-- START --
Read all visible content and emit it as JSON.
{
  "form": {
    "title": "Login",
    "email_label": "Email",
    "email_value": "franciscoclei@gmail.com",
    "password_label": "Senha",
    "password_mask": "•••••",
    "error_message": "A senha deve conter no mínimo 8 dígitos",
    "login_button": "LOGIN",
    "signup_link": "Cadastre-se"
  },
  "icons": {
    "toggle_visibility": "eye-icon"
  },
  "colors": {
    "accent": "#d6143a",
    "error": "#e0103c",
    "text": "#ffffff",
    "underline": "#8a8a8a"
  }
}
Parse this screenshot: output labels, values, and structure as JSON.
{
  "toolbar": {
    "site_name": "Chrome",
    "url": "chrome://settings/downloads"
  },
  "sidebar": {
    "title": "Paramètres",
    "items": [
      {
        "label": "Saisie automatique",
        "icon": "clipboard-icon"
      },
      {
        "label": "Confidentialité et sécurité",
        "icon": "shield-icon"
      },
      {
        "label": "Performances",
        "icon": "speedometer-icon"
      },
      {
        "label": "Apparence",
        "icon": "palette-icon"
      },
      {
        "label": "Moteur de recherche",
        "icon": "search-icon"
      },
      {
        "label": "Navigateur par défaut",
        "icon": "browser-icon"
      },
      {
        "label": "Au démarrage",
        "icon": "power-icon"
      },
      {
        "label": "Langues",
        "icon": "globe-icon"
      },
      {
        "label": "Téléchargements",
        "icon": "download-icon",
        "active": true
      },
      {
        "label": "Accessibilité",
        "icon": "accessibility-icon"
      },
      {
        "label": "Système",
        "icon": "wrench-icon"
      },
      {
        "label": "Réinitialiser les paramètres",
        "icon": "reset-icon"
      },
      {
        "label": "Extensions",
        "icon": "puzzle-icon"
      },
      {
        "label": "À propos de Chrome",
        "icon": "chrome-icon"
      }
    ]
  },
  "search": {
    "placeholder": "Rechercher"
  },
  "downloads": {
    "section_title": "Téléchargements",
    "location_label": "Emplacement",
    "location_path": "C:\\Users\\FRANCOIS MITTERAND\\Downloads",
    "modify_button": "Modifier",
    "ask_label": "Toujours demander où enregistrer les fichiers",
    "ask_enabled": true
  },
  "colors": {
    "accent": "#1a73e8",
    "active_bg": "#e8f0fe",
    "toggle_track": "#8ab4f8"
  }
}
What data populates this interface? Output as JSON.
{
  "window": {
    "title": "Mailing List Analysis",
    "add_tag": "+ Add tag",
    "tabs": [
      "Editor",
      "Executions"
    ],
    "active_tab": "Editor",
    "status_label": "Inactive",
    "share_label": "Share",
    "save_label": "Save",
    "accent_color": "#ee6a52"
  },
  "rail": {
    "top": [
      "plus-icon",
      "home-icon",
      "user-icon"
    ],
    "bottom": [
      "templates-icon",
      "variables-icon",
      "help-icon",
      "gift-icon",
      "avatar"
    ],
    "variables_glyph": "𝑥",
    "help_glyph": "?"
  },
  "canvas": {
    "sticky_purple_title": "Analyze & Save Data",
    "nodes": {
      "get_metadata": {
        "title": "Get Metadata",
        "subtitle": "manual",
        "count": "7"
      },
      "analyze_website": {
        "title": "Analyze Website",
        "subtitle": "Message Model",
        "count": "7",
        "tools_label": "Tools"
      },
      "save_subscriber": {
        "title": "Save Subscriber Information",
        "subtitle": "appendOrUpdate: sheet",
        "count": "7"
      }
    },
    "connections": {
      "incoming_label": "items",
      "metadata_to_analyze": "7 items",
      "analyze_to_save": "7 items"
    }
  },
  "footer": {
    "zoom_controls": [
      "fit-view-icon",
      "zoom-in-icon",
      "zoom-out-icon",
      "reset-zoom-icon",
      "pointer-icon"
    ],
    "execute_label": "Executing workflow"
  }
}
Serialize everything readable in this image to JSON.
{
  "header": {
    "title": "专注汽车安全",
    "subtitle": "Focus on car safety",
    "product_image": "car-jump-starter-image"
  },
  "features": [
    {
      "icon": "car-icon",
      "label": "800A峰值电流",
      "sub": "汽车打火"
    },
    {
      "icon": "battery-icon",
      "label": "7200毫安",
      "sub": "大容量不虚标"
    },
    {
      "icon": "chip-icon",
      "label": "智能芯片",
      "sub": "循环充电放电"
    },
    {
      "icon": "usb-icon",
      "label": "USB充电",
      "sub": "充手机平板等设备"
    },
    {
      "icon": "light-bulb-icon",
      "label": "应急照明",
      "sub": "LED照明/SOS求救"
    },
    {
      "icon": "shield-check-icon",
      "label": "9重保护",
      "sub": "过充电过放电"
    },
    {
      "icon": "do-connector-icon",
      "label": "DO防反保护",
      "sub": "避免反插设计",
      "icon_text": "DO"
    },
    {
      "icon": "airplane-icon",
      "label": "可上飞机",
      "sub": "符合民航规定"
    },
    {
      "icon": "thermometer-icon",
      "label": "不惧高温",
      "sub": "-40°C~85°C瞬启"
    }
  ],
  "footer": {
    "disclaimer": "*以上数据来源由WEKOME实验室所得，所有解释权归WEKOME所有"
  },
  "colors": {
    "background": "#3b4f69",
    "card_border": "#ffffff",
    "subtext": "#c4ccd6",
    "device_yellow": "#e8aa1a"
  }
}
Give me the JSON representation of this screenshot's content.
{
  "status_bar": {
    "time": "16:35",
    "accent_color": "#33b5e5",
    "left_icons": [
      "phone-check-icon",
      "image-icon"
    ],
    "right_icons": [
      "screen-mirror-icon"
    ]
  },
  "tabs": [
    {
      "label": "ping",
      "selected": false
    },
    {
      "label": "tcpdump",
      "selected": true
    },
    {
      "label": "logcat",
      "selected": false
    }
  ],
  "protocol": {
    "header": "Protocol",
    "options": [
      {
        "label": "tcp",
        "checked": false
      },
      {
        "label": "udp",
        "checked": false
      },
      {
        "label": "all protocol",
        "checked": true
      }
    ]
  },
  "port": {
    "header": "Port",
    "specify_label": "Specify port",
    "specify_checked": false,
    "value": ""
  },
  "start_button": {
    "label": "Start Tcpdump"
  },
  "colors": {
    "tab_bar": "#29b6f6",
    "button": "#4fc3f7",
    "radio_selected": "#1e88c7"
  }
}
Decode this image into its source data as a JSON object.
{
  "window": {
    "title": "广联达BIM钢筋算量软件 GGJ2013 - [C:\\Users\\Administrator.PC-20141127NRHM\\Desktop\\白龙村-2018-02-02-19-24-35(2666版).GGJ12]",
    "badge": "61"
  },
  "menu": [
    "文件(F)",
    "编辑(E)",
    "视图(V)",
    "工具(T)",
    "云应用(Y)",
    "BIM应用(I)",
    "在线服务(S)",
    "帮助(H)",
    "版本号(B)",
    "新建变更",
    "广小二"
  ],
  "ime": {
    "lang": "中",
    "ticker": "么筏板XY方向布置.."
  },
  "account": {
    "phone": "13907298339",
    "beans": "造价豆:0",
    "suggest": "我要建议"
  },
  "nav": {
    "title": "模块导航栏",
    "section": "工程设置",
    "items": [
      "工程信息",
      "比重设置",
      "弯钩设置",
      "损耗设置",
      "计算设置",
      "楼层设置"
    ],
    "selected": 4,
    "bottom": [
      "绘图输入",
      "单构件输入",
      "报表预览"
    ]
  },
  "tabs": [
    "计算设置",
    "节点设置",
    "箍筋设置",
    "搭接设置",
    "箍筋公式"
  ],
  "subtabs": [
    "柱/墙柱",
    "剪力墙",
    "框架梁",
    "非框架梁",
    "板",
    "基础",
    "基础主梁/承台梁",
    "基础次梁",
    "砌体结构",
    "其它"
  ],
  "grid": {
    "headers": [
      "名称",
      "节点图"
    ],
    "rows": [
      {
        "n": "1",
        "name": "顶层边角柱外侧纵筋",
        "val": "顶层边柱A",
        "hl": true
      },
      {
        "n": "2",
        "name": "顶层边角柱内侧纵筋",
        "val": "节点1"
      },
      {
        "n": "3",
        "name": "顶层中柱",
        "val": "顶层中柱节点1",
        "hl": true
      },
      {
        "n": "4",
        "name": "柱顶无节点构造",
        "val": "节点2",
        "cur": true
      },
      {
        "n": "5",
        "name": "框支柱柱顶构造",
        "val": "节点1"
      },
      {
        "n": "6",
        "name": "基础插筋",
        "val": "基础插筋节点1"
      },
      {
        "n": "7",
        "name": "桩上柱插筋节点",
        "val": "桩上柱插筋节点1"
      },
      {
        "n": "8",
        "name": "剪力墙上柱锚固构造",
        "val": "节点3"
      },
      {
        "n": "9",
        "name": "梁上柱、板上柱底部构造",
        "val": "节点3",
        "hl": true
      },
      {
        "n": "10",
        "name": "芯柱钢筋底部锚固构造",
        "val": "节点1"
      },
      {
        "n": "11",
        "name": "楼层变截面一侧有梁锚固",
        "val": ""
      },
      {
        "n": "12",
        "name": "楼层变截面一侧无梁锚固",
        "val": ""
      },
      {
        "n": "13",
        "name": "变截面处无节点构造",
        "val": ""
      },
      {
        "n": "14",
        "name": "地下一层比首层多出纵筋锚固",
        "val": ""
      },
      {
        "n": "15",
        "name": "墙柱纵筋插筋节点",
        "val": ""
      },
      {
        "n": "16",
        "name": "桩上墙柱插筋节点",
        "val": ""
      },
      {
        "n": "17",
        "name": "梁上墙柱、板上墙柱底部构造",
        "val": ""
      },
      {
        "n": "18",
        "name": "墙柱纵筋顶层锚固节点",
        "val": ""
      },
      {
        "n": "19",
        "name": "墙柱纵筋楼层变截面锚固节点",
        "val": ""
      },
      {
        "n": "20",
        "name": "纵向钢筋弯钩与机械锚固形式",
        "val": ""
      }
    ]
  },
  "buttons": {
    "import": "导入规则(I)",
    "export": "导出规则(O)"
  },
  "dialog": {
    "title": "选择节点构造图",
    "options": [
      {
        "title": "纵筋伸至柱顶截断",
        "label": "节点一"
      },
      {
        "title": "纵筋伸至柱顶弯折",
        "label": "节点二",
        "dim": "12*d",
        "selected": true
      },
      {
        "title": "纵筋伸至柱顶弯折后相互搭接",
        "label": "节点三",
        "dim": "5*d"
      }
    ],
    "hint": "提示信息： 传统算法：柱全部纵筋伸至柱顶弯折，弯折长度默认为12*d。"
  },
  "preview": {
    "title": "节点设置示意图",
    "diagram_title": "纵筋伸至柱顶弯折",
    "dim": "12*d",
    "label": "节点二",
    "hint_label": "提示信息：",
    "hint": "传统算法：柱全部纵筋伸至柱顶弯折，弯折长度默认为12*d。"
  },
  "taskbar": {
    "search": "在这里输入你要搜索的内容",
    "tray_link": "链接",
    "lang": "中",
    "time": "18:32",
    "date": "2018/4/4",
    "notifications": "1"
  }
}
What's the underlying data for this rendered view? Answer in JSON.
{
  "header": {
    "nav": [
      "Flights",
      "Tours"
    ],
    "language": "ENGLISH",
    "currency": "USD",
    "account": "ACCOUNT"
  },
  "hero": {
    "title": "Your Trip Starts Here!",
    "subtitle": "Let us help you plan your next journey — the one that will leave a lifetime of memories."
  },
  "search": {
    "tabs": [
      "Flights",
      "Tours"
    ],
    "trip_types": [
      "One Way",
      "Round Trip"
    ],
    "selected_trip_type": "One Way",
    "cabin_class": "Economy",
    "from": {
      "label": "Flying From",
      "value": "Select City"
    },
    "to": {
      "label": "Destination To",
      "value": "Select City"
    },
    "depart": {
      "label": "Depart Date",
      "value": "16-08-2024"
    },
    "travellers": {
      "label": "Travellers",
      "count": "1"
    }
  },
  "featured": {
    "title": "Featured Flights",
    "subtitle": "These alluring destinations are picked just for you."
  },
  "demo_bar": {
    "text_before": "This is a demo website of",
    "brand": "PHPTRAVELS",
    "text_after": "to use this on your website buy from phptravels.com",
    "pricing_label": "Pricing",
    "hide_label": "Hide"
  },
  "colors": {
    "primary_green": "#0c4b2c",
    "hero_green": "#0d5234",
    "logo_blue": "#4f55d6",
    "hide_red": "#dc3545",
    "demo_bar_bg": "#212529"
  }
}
-- END --
Task description: Gather each line that holds "subtitle".

Exercise solution:
        "subtitle": "manual",
        "subtitle": "Message Model",
        "subtitle": "appendOrUpdate: sheet",
    "subtitle": "Focus on car safety",
    "subtitle": "Let us help you plan your next journey — the one that will leave a lifetime of memories."
    "subtitle": "These alluring destinations are picked just for you."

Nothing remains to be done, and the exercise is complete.